**Data in this exercise**
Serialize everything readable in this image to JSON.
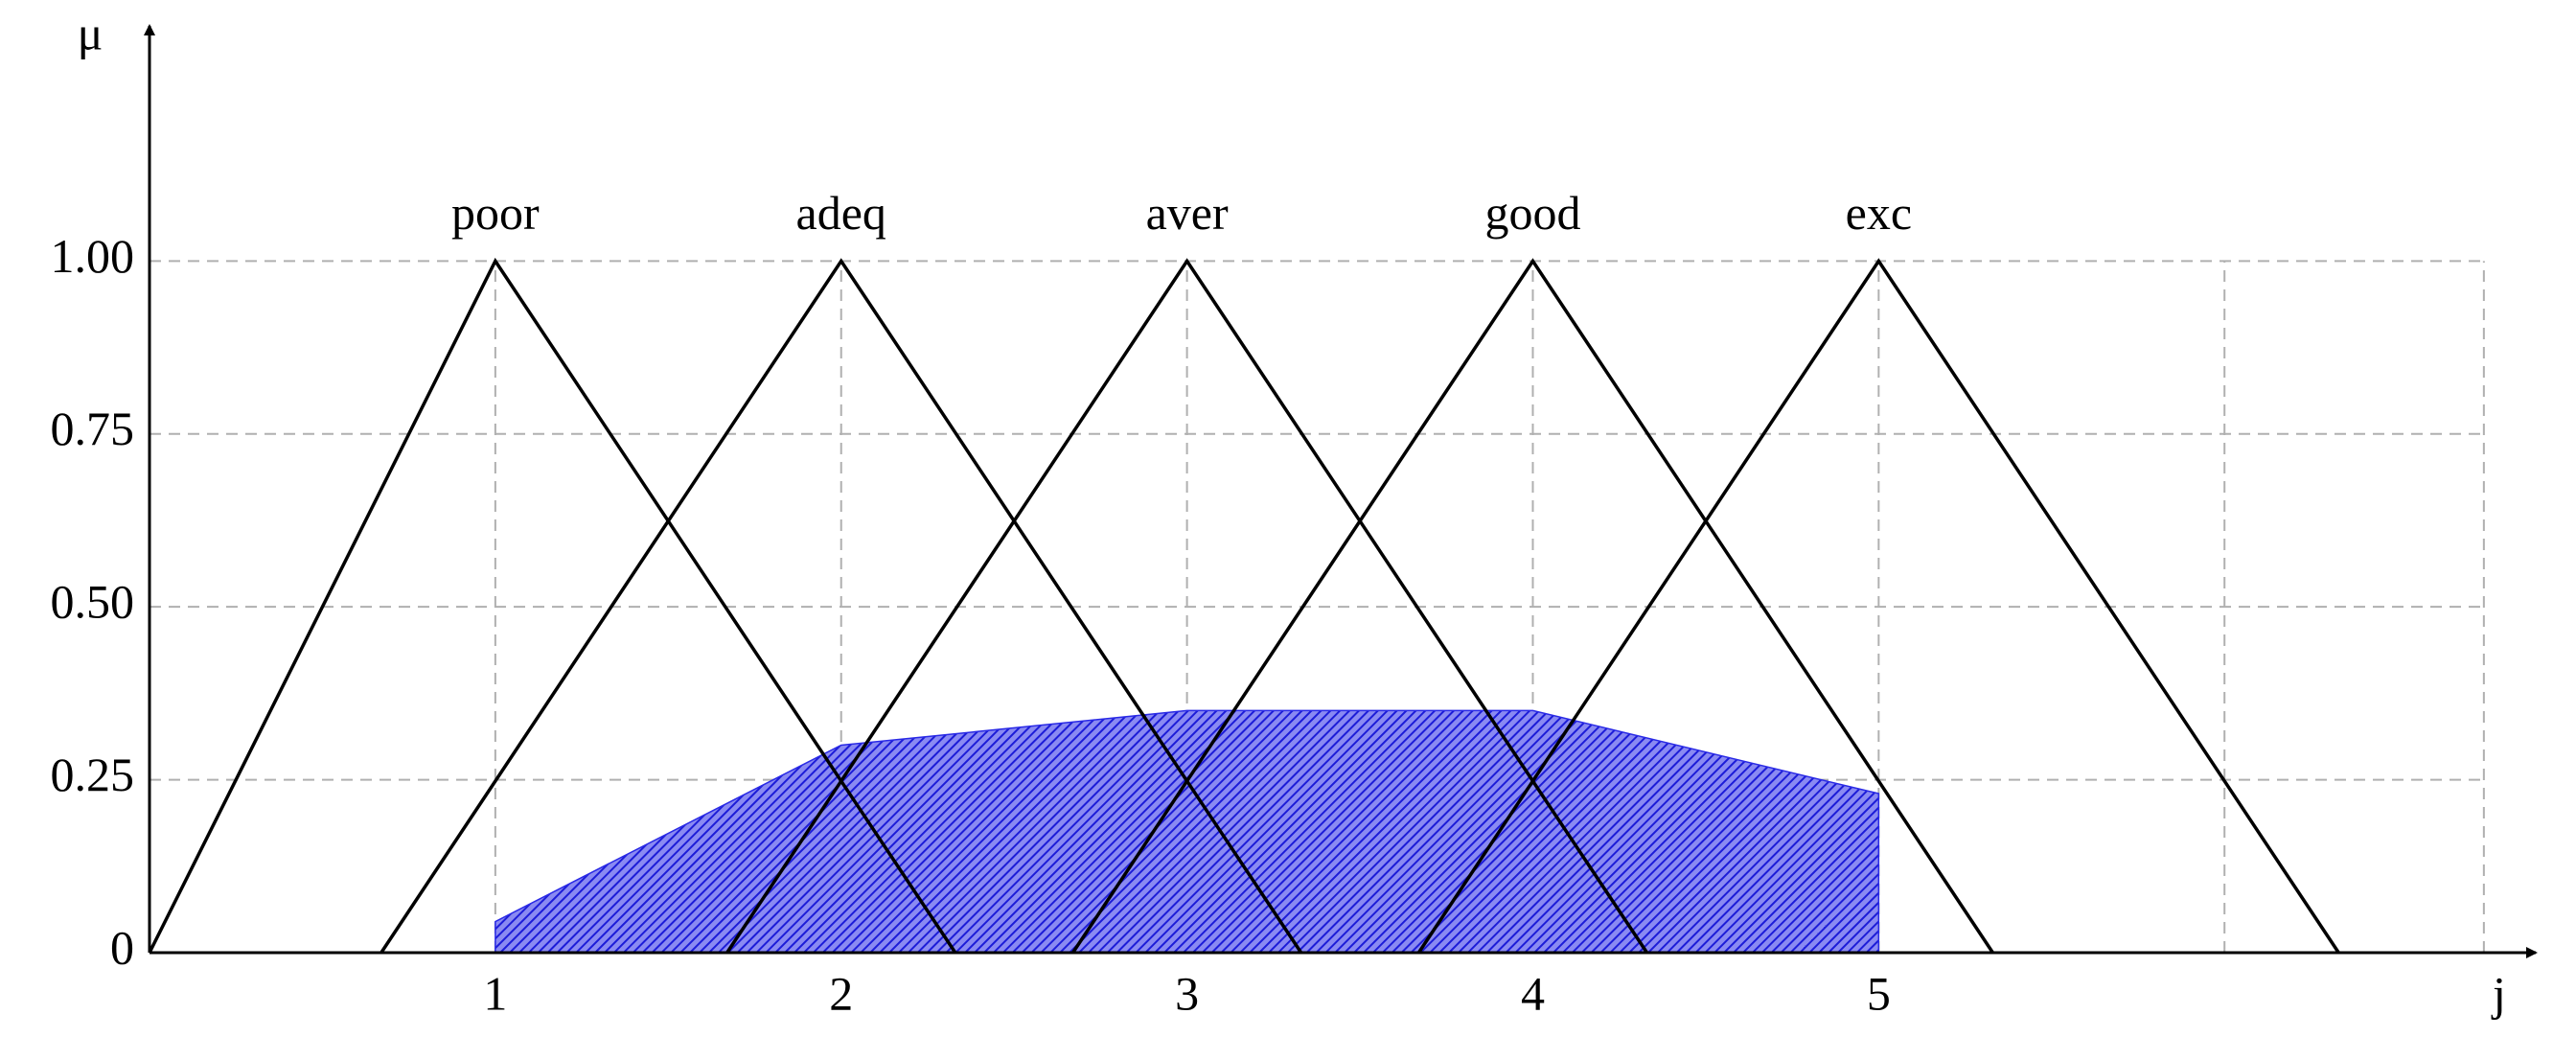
{
  "chart_data": {
    "type": "line",
    "xlabel": "j",
    "ylabel": "μ",
    "xlim": [
      0,
      6.9
    ],
    "ylim": [
      0,
      1.34
    ],
    "xticks": [
      1,
      2,
      3,
      4,
      5
    ],
    "xgrid": [
      6,
      6.75
    ],
    "yticks": [
      0,
      0.25,
      {
        "value": 0.5,
        "label": "0.50"
      },
      0.75,
      {
        "value": 1,
        "label": "1.00"
      }
    ],
    "grid": true,
    "series": [
      {
        "name": "poor",
        "color": "#000000",
        "x": [
          0,
          1,
          2.33
        ],
        "values": [
          0,
          1,
          0
        ]
      },
      {
        "name": "adeq",
        "color": "#000000",
        "x": [
          0.67,
          2,
          3.33
        ],
        "values": [
          0,
          1,
          0
        ]
      },
      {
        "name": "aver",
        "color": "#000000",
        "x": [
          1.67,
          3,
          4.33
        ],
        "values": [
          0,
          1,
          0
        ]
      },
      {
        "name": "good",
        "color": "#000000",
        "x": [
          2.67,
          4,
          5.33
        ],
        "values": [
          0,
          1,
          0
        ]
      },
      {
        "name": "exc",
        "color": "#000000",
        "x": [
          3.67,
          5,
          6.33
        ],
        "values": [
          0,
          1,
          0
        ]
      }
    ],
    "area": {
      "color": "#2a2ae6",
      "x": [
        1,
        2,
        3,
        4,
        5
      ],
      "values": [
        0.045,
        0.3,
        0.35,
        0.35,
        0.23
      ]
    }
  }
}
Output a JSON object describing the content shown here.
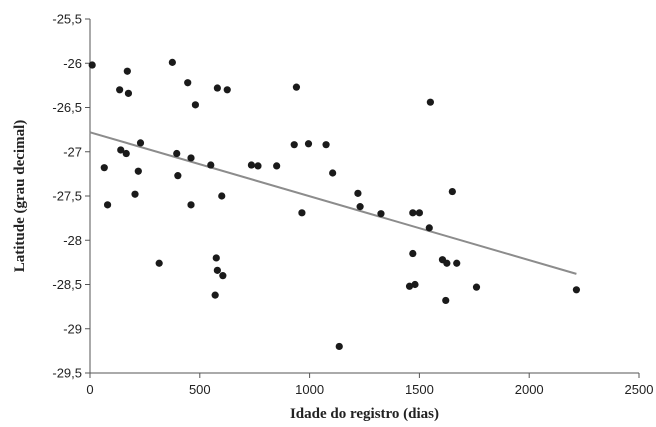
{
  "chart_data": {
    "type": "scatter",
    "title": "",
    "xlabel": "Idade do registro (dias)",
    "ylabel": "Latitude (grau decimal)",
    "xlim": [
      0,
      2500
    ],
    "ylim": [
      -29.5,
      -25.5
    ],
    "x_ticks": [
      0,
      500,
      1000,
      1500,
      2000,
      2500
    ],
    "x_tick_labels": [
      "0",
      "500",
      "1000",
      "1500",
      "2000",
      "2500"
    ],
    "y_ticks": [
      -25.5,
      -26,
      -26.5,
      -27,
      -27.5,
      -28,
      -28.5,
      -29,
      -29.5
    ],
    "y_tick_labels": [
      "-25,5",
      "-26",
      "-26,5",
      "-27",
      "-27,5",
      "-28",
      "-28,5",
      "-29",
      "-29,5"
    ],
    "grid": false,
    "legend": "none",
    "marker_color": "#1a1a1a",
    "trendline_color": "#8c8c8c",
    "points": [
      [
        10,
        -26.02
      ],
      [
        65,
        -27.18
      ],
      [
        80,
        -27.6
      ],
      [
        135,
        -26.3
      ],
      [
        140,
        -26.98
      ],
      [
        165,
        -27.02
      ],
      [
        170,
        -26.09
      ],
      [
        175,
        -26.34
      ],
      [
        205,
        -27.48
      ],
      [
        220,
        -27.22
      ],
      [
        230,
        -26.9
      ],
      [
        315,
        -28.26
      ],
      [
        375,
        -25.99
      ],
      [
        395,
        -27.02
      ],
      [
        400,
        -27.27
      ],
      [
        445,
        -26.22
      ],
      [
        460,
        -27.07
      ],
      [
        460,
        -27.6
      ],
      [
        480,
        -26.47
      ],
      [
        550,
        -27.15
      ],
      [
        570,
        -28.62
      ],
      [
        575,
        -28.2
      ],
      [
        580,
        -28.34
      ],
      [
        580,
        -26.28
      ],
      [
        600,
        -27.5
      ],
      [
        605,
        -28.4
      ],
      [
        625,
        -26.3
      ],
      [
        735,
        -27.15
      ],
      [
        765,
        -27.16
      ],
      [
        850,
        -27.16
      ],
      [
        930,
        -26.92
      ],
      [
        940,
        -26.27
      ],
      [
        965,
        -27.69
      ],
      [
        995,
        -26.91
      ],
      [
        1075,
        -26.92
      ],
      [
        1105,
        -27.24
      ],
      [
        1135,
        -29.2
      ],
      [
        1220,
        -27.47
      ],
      [
        1230,
        -27.62
      ],
      [
        1325,
        -27.7
      ],
      [
        1455,
        -28.52
      ],
      [
        1470,
        -27.69
      ],
      [
        1470,
        -28.15
      ],
      [
        1480,
        -28.5
      ],
      [
        1500,
        -27.69
      ],
      [
        1545,
        -27.86
      ],
      [
        1550,
        -26.44
      ],
      [
        1605,
        -28.22
      ],
      [
        1620,
        -28.68
      ],
      [
        1625,
        -28.26
      ],
      [
        1650,
        -27.45
      ],
      [
        1670,
        -28.26
      ],
      [
        1760,
        -28.53
      ],
      [
        2215,
        -28.56
      ]
    ],
    "trendline": {
      "x": [
        0,
        2215
      ],
      "y": [
        -26.78,
        -28.38
      ]
    }
  }
}
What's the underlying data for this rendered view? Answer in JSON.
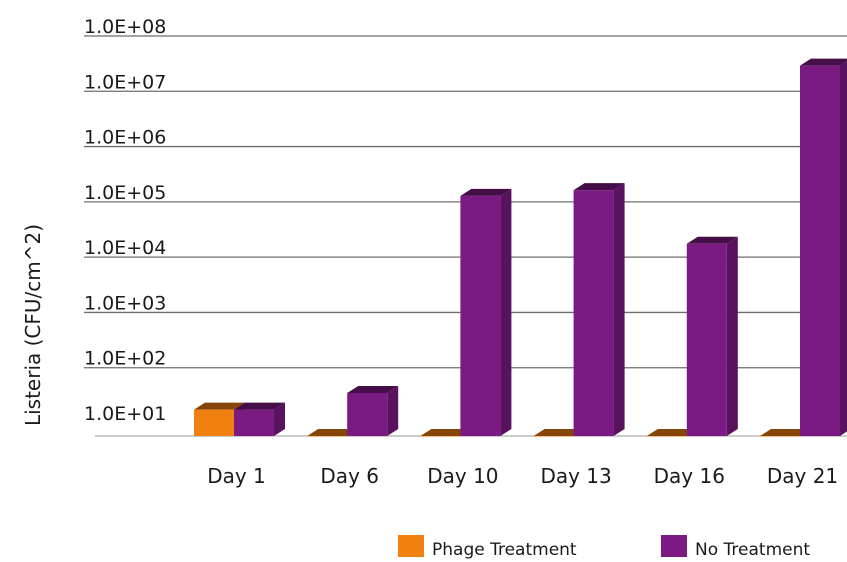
{
  "chart_data": {
    "type": "bar",
    "title": "",
    "xlabel": "",
    "ylabel": "Listeria (CFU/cm^2)",
    "yscale": "log",
    "ylim": [
      10,
      100000000
    ],
    "yticks": [
      10,
      100,
      1000,
      10000,
      100000,
      1000000,
      10000000,
      100000000
    ],
    "ytick_labels": [
      "1.0E+01",
      "1.0E+02",
      "1.0E+03",
      "1.0E+04",
      "1.0E+05",
      "1.0E+06",
      "1.0E+07",
      "1.0E+08"
    ],
    "grid": true,
    "style": "3d-column",
    "legend_position": "bottom-right",
    "categories": [
      "Day 1",
      "Day 6",
      "Day 10",
      "Day 13",
      "Day 16",
      "Day 21"
    ],
    "series": [
      {
        "name": "Phage Treatment",
        "color": "#f08010",
        "values": [
          30,
          10,
          10,
          10,
          10,
          10
        ]
      },
      {
        "name": "No Treatment",
        "color": "#7b1a82",
        "values": [
          30,
          60,
          220000,
          280000,
          30000,
          50000000
        ]
      }
    ]
  }
}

**Objective**
Output all the records, word for word, with no pictures in the copy.

**Written reply**
Serialize everything readable in this image to JSON.
{
  "chart_data": {
    "type": "line",
    "xlabel": "j",
    "ylabel": "μ",
    "xlim": [
      0,
      6.9
    ],
    "ylim": [
      0,
      1.34
    ],
    "xticks": [
      1,
      2,
      3,
      4,
      5
    ],
    "xgrid": [
      6,
      6.75
    ],
    "yticks": [
      0,
      0.25,
      {
        "value": 0.5,
        "label": "0.50"
      },
      0.75,
      {
        "value": 1,
        "label": "1.00"
      }
    ],
    "grid": true,
    "series": [
      {
        "name": "poor",
        "color": "#000000",
        "x": [
          0,
          1,
          2.33
        ],
        "values": [
          0,
          1,
          0
        ]
      },
      {
        "name": "adeq",
        "color": "#000000",
        "x": [
          0.67,
          2,
          3.33
        ],
        "values": [
          0,
          1,
          0
        ]
      },
      {
        "name": "aver",
        "color": "#000000",
        "x": [
          1.67,
          3,
          4.33
        ],
        "values": [
          0,
          1,
          0
        ]
      },
      {
        "name": "good",
        "color": "#000000",
        "x": [
          2.67,
          4,
          5.33
        ],
        "values": [
          0,
          1,
          0
        ]
      },
      {
        "name": "exc",
        "color": "#000000",
        "x": [
          3.67,
          5,
          6.33
        ],
        "values": [
          0,
          1,
          0
        ]
      }
    ],
    "area": {
      "color": "#2a2ae6",
      "x": [
        1,
        2,
        3,
        4,
        5
      ],
      "values": [
        0.045,
        0.3,
        0.35,
        0.35,
        0.23
      ]
    }
  }
}
Output a JSON object describing the content shown here.
{
  "chart_data": {
    "type": "scatter",
    "title": "",
    "xlabel": "Idade do registro (dias)",
    "ylabel": "Latitude (grau decimal)",
    "xlim": [
      0,
      2500
    ],
    "ylim": [
      -29.5,
      -25.5
    ],
    "x_ticks": [
      0,
      500,
      1000,
      1500,
      2000,
      2500
    ],
    "x_tick_labels": [
      "0",
      "500",
      "1000",
      "1500",
      "2000",
      "2500"
    ],
    "y_ticks": [
      -25.5,
      -26,
      -26.5,
      -27,
      -27.5,
      -28,
      -28.5,
      -29,
      -29.5
    ],
    "y_tick_labels": [
      "-25,5",
      "-26",
      "-26,5",
      "-27",
      "-27,5",
      "-28",
      "-28,5",
      "-29",
      "-29,5"
    ],
    "grid": false,
    "legend": "none",
    "marker_color": "#1a1a1a",
    "trendline_color": "#8c8c8c",
    "points": [
      [
        10,
        -26.02
      ],
      [
        65,
        -27.18
      ],
      [
        80,
        -27.6
      ],
      [
        135,
        -26.3
      ],
      [
        140,
        -26.98
      ],
      [
        165,
        -27.02
      ],
      [
        170,
        -26.09
      ],
      [
        175,
        -26.34
      ],
      [
        205,
        -27.48
      ],
      [
        220,
        -27.22
      ],
      [
        230,
        -26.9
      ],
      [
        315,
        -28.26
      ],
      [
        375,
        -25.99
      ],
      [
        395,
        -27.02
      ],
      [
        400,
        -27.27
      ],
      [
        445,
        -26.22
      ],
      [
        460,
        -27.07
      ],
      [
        460,
        -27.6
      ],
      [
        480,
        -26.47
      ],
      [
        550,
        -27.15
      ],
      [
        570,
        -28.62
      ],
      [
        575,
        -28.2
      ],
      [
        580,
        -28.34
      ],
      [
        580,
        -26.28
      ],
      [
        600,
        -27.5
      ],
      [
        605,
        -28.4
      ],
      [
        625,
        -26.3
      ],
      [
        735,
        -27.15
      ],
      [
        765,
        -27.16
      ],
      [
        850,
        -27.16
      ],
      [
        930,
        -26.92
      ],
      [
        940,
        -26.27
      ],
      [
        965,
        -27.69
      ],
      [
        995,
        -26.91
      ],
      [
        1075,
        -26.92
      ],
      [
        1105,
        -27.24
      ],
      [
        1135,
        -29.2
      ],
      [
        1220,
        -27.47
      ],
      [
        1230,
        -27.62
      ],
      [
        1325,
        -27.7
      ],
      [
        1455,
        -28.52
      ],
      [
        1470,
        -27.69
      ],
      [
        1470,
        -28.15
      ],
      [
        1480,
        -28.5
      ],
      [
        1500,
        -27.69
      ],
      [
        1545,
        -27.86
      ],
      [
        1550,
        -26.44
      ],
      [
        1605,
        -28.22
      ],
      [
        1620,
        -28.68
      ],
      [
        1625,
        -28.26
      ],
      [
        1650,
        -27.45
      ],
      [
        1670,
        -28.26
      ],
      [
        1760,
        -28.53
      ],
      [
        2215,
        -28.56
      ]
    ],
    "trendline": {
      "x": [
        0,
        2215
      ],
      "y": [
        -26.78,
        -28.38
      ]
    }
  }
}
What's the underlying data for this rendered view? Answer in JSON.
{
  "chart_data": {
    "type": "bar",
    "title": "",
    "xlabel": "",
    "ylabel": "Listeria (CFU/cm^2)",
    "yscale": "log",
    "ylim": [
      10,
      100000000
    ],
    "yticks": [
      10,
      100,
      1000,
      10000,
      100000,
      1000000,
      10000000,
      100000000
    ],
    "ytick_labels": [
      "1.0E+01",
      "1.0E+02",
      "1.0E+03",
      "1.0E+04",
      "1.0E+05",
      "1.0E+06",
      "1.0E+07",
      "1.0E+08"
    ],
    "grid": true,
    "style": "3d-column",
    "legend_position": "bottom-right",
    "categories": [
      "Day 1",
      "Day 6",
      "Day 10",
      "Day 13",
      "Day 16",
      "Day 21"
    ],
    "series": [
      {
        "name": "Phage Treatment",
        "color": "#f08010",
        "values": [
          30,
          10,
          10,
          10,
          10,
          10
        ]
      },
      {
        "name": "No Treatment",
        "color": "#7b1a82",
        "values": [
          30,
          60,
          220000,
          280000,
          30000,
          50000000
        ]
      }
    ]
  }
}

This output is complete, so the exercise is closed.